## Start Supplied records

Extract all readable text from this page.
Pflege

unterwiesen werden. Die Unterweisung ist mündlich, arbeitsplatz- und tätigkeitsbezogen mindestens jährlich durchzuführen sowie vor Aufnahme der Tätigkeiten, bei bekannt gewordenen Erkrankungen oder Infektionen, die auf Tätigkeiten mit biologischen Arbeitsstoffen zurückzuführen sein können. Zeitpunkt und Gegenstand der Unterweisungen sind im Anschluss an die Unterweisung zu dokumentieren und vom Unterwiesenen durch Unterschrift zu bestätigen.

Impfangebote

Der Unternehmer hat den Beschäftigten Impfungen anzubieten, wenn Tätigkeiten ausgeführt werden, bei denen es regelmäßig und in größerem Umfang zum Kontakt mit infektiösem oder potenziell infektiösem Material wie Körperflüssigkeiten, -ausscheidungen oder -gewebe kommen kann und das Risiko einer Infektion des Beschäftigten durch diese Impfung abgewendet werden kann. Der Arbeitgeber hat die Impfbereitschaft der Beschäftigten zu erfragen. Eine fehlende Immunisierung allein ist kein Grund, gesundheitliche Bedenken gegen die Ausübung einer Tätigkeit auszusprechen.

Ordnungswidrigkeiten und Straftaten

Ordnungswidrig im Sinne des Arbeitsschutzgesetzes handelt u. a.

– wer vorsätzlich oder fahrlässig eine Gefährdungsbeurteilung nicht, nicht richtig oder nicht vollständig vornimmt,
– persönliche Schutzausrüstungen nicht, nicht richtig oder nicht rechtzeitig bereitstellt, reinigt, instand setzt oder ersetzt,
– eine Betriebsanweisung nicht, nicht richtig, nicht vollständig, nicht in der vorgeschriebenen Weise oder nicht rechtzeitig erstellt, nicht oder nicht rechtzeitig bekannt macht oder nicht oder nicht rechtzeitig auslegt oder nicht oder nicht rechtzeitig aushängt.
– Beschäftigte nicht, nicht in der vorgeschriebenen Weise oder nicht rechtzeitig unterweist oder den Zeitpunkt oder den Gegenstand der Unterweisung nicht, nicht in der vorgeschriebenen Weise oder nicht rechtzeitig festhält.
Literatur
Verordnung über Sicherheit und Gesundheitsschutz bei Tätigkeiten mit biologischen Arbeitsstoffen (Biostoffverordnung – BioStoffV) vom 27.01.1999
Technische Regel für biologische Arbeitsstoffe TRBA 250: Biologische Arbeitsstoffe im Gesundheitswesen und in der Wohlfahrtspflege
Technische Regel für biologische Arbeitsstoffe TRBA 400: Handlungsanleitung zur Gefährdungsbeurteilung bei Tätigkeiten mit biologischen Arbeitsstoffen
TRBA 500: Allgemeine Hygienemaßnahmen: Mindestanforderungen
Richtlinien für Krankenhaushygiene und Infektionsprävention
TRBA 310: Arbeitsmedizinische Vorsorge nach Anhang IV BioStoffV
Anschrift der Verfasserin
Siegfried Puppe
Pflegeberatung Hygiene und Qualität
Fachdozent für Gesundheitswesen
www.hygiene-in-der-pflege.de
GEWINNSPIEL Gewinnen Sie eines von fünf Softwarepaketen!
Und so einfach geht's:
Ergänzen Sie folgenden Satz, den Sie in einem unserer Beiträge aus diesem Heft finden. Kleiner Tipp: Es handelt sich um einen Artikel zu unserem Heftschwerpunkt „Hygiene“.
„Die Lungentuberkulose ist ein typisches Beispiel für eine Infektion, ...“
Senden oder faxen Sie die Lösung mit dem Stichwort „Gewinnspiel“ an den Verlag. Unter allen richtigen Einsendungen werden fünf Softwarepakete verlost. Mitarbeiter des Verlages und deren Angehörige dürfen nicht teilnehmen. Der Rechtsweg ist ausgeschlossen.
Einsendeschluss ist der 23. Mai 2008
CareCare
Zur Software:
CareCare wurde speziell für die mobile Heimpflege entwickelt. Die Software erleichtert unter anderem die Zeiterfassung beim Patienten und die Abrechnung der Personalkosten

## End Supplied records
## Start Supplied records

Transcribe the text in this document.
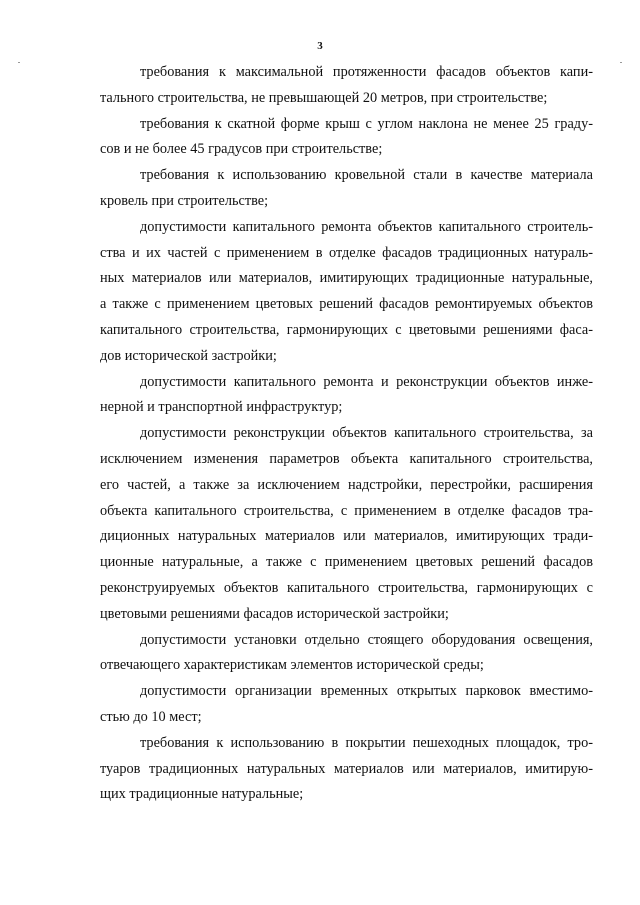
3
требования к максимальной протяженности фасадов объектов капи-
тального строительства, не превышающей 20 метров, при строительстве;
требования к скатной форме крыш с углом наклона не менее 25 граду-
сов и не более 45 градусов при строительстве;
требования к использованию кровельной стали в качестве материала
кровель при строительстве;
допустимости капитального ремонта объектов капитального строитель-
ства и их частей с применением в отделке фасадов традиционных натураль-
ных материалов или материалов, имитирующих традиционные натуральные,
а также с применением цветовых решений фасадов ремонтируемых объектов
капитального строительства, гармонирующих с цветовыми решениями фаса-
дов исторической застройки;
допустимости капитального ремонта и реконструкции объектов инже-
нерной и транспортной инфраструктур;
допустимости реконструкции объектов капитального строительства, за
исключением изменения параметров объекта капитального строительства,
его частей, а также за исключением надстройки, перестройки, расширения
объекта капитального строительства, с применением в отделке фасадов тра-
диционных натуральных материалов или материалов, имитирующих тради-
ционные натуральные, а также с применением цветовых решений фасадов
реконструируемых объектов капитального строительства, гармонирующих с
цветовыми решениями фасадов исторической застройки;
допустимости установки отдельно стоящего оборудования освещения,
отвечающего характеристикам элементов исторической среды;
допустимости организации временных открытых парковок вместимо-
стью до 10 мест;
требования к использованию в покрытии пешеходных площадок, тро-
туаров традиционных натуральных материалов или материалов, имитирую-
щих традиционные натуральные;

## End Supplied records

* Written request *
In the records above, locate each line with the word "vollständig". Copy all such lines.

* Output of the exercise *
– wer vorsätzlich oder fahrlässig eine Gefährdungsbeurteilung nicht, nicht richtig oder nicht vollständig vornimmt,
– eine Betriebsanweisung nicht, nicht richtig, nicht vollständig, nicht in der vorgeschriebenen Weise oder nicht rechtzeitig erstellt, nicht oder nicht rechtzeitig bekannt macht oder nicht oder nicht rechtzeitig auslegt oder nicht oder nicht rechtzeitig aushängt.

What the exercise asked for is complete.